Work instructions
Reproduce the records below exactly as given.

#####

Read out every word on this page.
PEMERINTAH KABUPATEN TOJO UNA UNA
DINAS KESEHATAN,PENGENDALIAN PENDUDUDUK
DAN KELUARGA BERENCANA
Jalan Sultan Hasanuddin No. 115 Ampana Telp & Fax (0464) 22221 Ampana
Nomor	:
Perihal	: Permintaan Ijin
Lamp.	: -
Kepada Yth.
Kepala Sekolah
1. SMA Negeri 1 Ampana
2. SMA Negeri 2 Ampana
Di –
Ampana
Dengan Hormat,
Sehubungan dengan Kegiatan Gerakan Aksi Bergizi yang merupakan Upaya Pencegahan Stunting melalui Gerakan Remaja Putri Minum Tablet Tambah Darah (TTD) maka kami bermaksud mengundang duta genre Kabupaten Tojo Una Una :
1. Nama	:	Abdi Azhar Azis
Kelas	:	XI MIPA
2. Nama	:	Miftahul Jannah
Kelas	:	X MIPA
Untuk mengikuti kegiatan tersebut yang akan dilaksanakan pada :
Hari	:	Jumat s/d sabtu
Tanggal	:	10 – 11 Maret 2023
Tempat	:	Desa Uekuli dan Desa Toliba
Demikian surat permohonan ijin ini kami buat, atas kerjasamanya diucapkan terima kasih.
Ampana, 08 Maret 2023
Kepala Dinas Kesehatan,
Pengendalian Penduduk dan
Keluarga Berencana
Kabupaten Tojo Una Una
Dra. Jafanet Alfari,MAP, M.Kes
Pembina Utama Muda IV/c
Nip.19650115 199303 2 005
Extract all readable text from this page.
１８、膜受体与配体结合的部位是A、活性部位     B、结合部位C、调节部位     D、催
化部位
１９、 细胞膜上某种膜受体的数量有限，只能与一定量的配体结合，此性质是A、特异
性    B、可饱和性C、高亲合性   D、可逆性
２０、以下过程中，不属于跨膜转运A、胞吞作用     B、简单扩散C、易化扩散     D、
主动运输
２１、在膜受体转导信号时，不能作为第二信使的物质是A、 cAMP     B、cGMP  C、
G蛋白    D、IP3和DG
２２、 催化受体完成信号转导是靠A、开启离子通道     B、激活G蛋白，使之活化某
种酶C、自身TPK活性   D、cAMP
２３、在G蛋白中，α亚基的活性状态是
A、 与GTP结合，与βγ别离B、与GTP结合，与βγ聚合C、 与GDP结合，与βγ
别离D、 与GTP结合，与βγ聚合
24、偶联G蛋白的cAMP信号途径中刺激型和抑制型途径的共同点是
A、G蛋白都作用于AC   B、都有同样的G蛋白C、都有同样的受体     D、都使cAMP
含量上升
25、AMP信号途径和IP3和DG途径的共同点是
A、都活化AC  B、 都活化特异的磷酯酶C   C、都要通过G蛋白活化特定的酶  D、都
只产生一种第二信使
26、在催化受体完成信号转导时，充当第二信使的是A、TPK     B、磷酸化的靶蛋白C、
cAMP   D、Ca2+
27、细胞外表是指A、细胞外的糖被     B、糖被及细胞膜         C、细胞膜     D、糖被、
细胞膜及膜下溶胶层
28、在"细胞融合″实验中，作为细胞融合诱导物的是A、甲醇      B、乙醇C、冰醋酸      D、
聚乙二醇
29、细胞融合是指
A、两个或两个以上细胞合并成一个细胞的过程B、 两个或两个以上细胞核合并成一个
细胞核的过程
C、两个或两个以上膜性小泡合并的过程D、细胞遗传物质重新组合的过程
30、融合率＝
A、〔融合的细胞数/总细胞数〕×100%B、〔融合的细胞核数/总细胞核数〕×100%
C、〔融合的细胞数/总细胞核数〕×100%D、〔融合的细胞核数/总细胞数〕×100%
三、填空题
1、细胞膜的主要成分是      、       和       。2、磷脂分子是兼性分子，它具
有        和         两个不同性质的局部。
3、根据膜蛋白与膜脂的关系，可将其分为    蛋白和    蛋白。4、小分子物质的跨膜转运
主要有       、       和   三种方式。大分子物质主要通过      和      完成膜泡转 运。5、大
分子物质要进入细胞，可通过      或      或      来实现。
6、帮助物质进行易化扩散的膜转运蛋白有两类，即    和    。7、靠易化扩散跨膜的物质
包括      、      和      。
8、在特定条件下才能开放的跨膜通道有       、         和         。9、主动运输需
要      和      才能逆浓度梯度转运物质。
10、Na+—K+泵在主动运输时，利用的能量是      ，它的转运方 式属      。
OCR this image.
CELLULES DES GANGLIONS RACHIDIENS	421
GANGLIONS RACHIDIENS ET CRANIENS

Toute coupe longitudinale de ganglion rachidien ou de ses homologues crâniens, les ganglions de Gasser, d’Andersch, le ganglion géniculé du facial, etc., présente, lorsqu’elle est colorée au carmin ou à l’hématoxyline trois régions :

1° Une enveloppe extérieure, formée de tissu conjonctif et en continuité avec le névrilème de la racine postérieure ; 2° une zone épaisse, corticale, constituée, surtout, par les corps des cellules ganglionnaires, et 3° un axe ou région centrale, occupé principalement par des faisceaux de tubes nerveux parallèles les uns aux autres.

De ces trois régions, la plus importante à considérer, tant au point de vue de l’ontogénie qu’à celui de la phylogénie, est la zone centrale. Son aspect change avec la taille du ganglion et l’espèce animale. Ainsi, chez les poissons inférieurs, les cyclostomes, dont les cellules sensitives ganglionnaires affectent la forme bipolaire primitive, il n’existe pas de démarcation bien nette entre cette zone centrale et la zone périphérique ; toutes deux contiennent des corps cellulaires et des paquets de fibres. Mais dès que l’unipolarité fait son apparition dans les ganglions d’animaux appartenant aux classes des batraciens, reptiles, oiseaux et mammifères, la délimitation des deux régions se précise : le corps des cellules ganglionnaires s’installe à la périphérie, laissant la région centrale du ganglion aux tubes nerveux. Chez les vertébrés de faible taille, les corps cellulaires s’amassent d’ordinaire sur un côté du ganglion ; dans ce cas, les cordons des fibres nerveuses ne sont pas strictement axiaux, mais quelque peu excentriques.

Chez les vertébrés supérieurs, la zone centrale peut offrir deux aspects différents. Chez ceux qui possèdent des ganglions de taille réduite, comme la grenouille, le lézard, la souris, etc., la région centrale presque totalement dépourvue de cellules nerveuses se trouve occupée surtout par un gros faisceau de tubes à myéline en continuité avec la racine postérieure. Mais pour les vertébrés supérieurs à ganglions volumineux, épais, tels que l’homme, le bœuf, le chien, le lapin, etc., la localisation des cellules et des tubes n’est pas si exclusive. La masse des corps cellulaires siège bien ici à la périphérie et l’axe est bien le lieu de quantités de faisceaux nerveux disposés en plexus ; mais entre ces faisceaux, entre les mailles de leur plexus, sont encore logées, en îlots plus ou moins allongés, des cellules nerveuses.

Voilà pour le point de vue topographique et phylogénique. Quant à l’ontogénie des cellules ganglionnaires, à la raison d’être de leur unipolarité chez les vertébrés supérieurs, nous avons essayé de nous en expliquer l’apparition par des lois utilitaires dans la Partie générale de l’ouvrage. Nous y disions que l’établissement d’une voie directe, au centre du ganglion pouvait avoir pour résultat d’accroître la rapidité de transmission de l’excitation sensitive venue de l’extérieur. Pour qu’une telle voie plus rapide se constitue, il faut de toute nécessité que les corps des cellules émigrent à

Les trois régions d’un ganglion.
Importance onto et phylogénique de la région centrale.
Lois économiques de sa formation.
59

#####

Output
Read out every word on this page.
PEMERINTAH KABUPATEN TOJO UNA UNA
DINAS KESEHATAN,PENGENDALIAN PENDUDUDUK
DAN KELUARGA BERENCANA
Jalan Sultan Hasanuddin No. 115 Ampana Telp & Fax (0464) 22221 Ampana
Nomor	:
Perihal	: Permintaan Ijin
Lamp.	: -
Kepada Yth.
Kepala Sekolah
1. SMA Negeri 1 Ampana
2. SMA Negeri 2 Ampana
Di –
Ampana
Dengan Hormat,
Sehubungan dengan Kegiatan Gerakan Aksi Bergizi yang merupakan Upaya Pencegahan Stunting melalui Gerakan Remaja Putri Minum Tablet Tambah Darah (TTD) maka kami bermaksud mengundang duta genre Kabupaten Tojo Una Una :
1. Nama	:	Abdi Azhar Azis
Kelas	:	XI MIPA
2. Nama	:	Miftahul Jannah
Kelas	:	X MIPA
Untuk mengikuti kegiatan tersebut yang akan dilaksanakan pada :
Hari	:	Jumat s/d sabtu
Tanggal	:	10 – 11 Maret 2023
Tempat	:	Desa Uekuli dan Desa Toliba
Demikian surat permohonan ijin ini kami buat, atas kerjasamanya diucapkan terima kasih.
Ampana, 08 Maret 2023
Kepala Dinas Kesehatan,
Pengendalian Penduduk dan
Keluarga Berencana
Kabupaten Tojo Una Una
Dra. Jafanet Alfari,MAP, M.Kes
Pembina Utama Muda IV/c
Nip.19650115 199303 2 005
Extract all readable text from this page.
１８、膜受体与配体结合的部位是A、活性部位     B、结合部位C、调节部位     D、催
化部位
１９、 细胞膜上某种膜受体的数量有限，只能与一定量的配体结合，此性质是A、特异
性    B、可饱和性C、高亲合性   D、可逆性
２０、以下过程中，不属于跨膜转运A、胞吞作用     B、简单扩散C、易化扩散     D、
主动运输
２１、在膜受体转导信号时，不能作为第二信使的物质是A、 cAMP     B、cGMP  C、
G蛋白    D、IP3和DG
２２、 催化受体完成信号转导是靠A、开启离子通道     B、激活G蛋白，使之活化某
种酶C、自身TPK活性   D、cAMP
２３、在G蛋白中，α亚基的活性状态是
A、 与GTP结合，与βγ别离B、与GTP结合，与βγ聚合C、 与GDP结合，与βγ
别离D、 与GTP结合，与βγ聚合
24、偶联G蛋白的cAMP信号途径中刺激型和抑制型途径的共同点是
A、G蛋白都作用于AC   B、都有同样的G蛋白C、都有同样的受体     D、都使cAMP
含量上升
25、AMP信号途径和IP3和DG途径的共同点是
A、都活化AC  B、 都活化特异的磷酯酶C   C、都要通过G蛋白活化特定的酶  D、都
只产生一种第二信使
26、在催化受体完成信号转导时，充当第二信使的是A、TPK     B、磷酸化的靶蛋白C、
cAMP   D、Ca2+
27、细胞外表是指A、细胞外的糖被     B、糖被及细胞膜         C、细胞膜     D、糖被、
细胞膜及膜下溶胶层
28、在"细胞融合″实验中，作为细胞融合诱导物的是A、甲醇      B、乙醇C、冰醋酸      D、
聚乙二醇
29、细胞融合是指
A、两个或两个以上细胞合并成一个细胞的过程B、 两个或两个以上细胞核合并成一个
细胞核的过程
C、两个或两个以上膜性小泡合并的过程D、细胞遗传物质重新组合的过程
30、融合率＝
A、〔融合的细胞数/总细胞数〕×100%B、〔融合的细胞核数/总细胞核数〕×100%
C、〔融合的细胞数/总细胞核数〕×100%D、〔融合的细胞核数/总细胞数〕×100%
三、填空题
1、细胞膜的主要成分是      、       和       。2、磷脂分子是兼性分子，它具
有        和         两个不同性质的局部。
3、根据膜蛋白与膜脂的关系，可将其分为    蛋白和    蛋白。4、小分子物质的跨膜转运
主要有       、       和   三种方式。大分子物质主要通过      和      完成膜泡转 运。5、大
分子物质要进入细胞，可通过      或      或      来实现。
6、帮助物质进行易化扩散的膜转运蛋白有两类，即    和    。7、靠易化扩散跨膜的物质
包括      、      和      。
8、在特定条件下才能开放的跨膜通道有       、         和         。9、主动运输需
要      和      才能逆浓度梯度转运物质。
10、Na+—K+泵在主动运输时，利用的能量是      ，它的转运方 式属      。
OCR this image.
CELLULES DES GANGLIONS RACHIDIENS	421
GANGLIONS RACHIDIENS ET CRANIENS

Toute coupe longitudinale de ganglion rachidien ou de ses homologues crâniens, les ganglions de Gasser, d’Andersch, le ganglion géniculé du facial, etc., présente, lorsqu’elle est colorée au carmin ou à l’hématoxyline trois régions :

1° Une enveloppe extérieure, formée de tissu conjonctif et en continuité avec le névrilème de la racine postérieure ; 2° une zone épaisse, corticale, constituée, surtout, par les corps des cellules ganglionnaires, et 3° un axe ou région centrale, occupé principalement par des faisceaux de tubes nerveux parallèles les uns aux autres.

De ces trois régions, la plus importante à considérer, tant au point de vue de l’ontogénie qu’à celui de la phylogénie, est la zone centrale. Son aspect change avec la taille du ganglion et l’espèce animale. Ainsi, chez les poissons inférieurs, les cyclostomes, dont les cellules sensitives ganglionnaires affectent la forme bipolaire primitive, il n’existe pas de démarcation bien nette entre cette zone centrale et la zone périphérique ; toutes deux contiennent des corps cellulaires et des paquets de fibres. Mais dès que l’unipolarité fait son apparition dans les ganglions d’animaux appartenant aux classes des batraciens, reptiles, oiseaux et mammifères, la délimitation des deux régions se précise : le corps des cellules ganglionnaires s’installe à la périphérie, laissant la région centrale du ganglion aux tubes nerveux. Chez les vertébrés de faible taille, les corps cellulaires s’amassent d’ordinaire sur un côté du ganglion ; dans ce cas, les cordons des fibres nerveuses ne sont pas strictement axiaux, mais quelque peu excentriques.

Chez les vertébrés supérieurs, la zone centrale peut offrir deux aspects différents. Chez ceux qui possèdent des ganglions de taille réduite, comme la grenouille, le lézard, la souris, etc., la région centrale presque totalement dépourvue de cellules nerveuses se trouve occupée surtout par un gros faisceau de tubes à myéline en continuité avec la racine postérieure. Mais pour les vertébrés supérieurs à ganglions volumineux, épais, tels que l’homme, le bœuf, le chien, le lapin, etc., la localisation des cellules et des tubes n’est pas si exclusive. La masse des corps cellulaires siège bien ici à la périphérie et l’axe est bien le lieu de quantités de faisceaux nerveux disposés en plexus ; mais entre ces faisceaux, entre les mailles de leur plexus, sont encore logées, en îlots plus ou moins allongés, des cellules nerveuses.

Voilà pour le point de vue topographique et phylogénique. Quant à l’ontogénie des cellules ganglionnaires, à la raison d’être de leur unipolarité chez les vertébrés supérieurs, nous avons essayé de nous en expliquer l’apparition par des lois utilitaires dans la Partie générale de l’ouvrage. Nous y disions que l’établissement d’une voie directe, au centre du ganglion pouvait avoir pour résultat d’accroître la rapidité de transmission de l’excitation sensitive venue de l’extérieur. Pour qu’une telle voie plus rapide se constitue, il faut de toute nécessité que les corps des cellules émigrent à

Les trois régions d’un ganglion.
Importance onto et phylogénique de la région centrale.
Lois économiques de sa formation.
59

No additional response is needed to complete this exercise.